■ Objective
Locate and copy all lines bearing the word "охорони".

■ Data in this exercise

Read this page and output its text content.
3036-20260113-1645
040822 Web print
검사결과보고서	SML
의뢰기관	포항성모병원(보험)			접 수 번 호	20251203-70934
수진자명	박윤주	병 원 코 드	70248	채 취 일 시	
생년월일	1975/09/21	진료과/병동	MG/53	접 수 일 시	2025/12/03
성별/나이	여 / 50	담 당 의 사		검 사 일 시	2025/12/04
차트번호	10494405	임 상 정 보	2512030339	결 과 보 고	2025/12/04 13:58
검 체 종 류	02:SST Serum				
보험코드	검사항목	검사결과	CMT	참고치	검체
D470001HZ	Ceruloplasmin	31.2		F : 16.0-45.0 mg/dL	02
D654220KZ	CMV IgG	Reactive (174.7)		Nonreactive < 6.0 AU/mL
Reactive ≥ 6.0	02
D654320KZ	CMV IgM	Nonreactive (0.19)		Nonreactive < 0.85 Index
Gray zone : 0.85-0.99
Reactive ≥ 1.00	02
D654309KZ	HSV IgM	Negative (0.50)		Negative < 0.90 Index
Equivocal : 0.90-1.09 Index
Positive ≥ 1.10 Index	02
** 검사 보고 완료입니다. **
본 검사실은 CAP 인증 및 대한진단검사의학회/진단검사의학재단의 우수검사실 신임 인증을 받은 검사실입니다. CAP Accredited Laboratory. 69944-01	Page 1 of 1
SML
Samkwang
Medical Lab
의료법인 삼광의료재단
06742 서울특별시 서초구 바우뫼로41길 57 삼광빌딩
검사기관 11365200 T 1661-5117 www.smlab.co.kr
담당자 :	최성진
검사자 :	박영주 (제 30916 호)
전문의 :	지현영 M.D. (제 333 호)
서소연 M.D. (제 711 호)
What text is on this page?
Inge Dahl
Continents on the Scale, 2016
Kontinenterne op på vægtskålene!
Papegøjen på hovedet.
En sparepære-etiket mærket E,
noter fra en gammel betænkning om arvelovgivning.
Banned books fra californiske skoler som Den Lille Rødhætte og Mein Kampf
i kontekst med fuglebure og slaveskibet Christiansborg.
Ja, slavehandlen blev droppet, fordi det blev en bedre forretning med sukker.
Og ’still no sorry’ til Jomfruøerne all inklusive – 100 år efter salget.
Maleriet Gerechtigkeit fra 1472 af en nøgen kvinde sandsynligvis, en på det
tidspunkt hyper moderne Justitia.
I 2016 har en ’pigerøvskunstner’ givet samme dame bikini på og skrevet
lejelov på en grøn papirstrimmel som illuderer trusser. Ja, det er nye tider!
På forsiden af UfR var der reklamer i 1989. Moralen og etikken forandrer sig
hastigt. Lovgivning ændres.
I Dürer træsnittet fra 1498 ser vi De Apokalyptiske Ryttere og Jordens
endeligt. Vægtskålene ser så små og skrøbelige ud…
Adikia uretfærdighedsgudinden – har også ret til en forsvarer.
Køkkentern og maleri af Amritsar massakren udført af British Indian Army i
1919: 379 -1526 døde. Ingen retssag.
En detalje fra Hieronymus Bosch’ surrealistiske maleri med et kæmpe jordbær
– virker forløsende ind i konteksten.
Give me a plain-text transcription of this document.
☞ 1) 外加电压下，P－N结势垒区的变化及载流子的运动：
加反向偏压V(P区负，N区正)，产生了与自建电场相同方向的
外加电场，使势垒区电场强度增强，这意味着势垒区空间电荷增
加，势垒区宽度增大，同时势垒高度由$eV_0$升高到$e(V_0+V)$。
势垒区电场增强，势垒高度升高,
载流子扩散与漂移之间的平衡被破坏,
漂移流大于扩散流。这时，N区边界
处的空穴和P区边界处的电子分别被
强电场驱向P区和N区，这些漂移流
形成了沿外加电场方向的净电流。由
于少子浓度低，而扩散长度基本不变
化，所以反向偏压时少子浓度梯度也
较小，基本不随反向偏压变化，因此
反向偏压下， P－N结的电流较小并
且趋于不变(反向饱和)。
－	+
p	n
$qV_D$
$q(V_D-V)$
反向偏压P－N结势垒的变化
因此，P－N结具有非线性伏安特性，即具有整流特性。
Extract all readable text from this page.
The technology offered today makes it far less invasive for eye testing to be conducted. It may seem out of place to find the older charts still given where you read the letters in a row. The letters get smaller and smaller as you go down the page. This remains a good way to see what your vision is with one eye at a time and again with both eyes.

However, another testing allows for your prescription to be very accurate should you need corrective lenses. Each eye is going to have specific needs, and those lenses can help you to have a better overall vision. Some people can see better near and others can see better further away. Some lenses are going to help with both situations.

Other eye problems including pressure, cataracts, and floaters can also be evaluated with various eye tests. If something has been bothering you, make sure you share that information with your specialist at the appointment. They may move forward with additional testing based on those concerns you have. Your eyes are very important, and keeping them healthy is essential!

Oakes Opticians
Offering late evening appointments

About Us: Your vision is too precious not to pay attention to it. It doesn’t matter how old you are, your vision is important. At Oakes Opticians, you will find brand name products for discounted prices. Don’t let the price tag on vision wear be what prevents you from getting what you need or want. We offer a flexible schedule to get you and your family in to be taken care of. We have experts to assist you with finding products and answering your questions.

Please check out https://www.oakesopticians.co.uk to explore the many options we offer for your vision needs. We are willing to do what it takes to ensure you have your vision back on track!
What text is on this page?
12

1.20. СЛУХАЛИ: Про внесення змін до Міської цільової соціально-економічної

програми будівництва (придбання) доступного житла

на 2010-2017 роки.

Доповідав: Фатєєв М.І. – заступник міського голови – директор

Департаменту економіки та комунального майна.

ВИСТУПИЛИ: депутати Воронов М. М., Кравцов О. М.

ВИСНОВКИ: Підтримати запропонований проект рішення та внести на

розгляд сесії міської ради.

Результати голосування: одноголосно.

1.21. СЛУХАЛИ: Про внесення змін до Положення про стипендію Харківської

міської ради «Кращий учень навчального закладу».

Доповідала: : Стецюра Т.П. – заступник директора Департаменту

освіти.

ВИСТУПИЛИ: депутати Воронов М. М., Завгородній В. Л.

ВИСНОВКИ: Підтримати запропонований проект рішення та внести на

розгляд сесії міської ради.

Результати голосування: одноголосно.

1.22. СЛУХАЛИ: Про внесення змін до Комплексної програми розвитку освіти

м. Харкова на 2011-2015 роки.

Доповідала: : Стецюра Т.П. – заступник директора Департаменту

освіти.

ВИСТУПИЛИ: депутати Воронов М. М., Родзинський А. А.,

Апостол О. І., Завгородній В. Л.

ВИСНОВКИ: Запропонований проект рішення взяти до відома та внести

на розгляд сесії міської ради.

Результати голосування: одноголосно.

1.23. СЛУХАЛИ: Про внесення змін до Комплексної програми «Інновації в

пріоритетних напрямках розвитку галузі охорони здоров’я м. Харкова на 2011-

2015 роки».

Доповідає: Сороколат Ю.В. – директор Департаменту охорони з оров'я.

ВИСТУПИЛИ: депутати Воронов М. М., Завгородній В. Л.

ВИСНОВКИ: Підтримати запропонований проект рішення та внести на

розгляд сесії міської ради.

■ Answer to the exercise
пріоритетних напрямках розвитку галузі охорони здоров’я м. Харкова на 2011-
Доповідає: Сороколат Ю.В. – директор Департаменту охорони з оров'я.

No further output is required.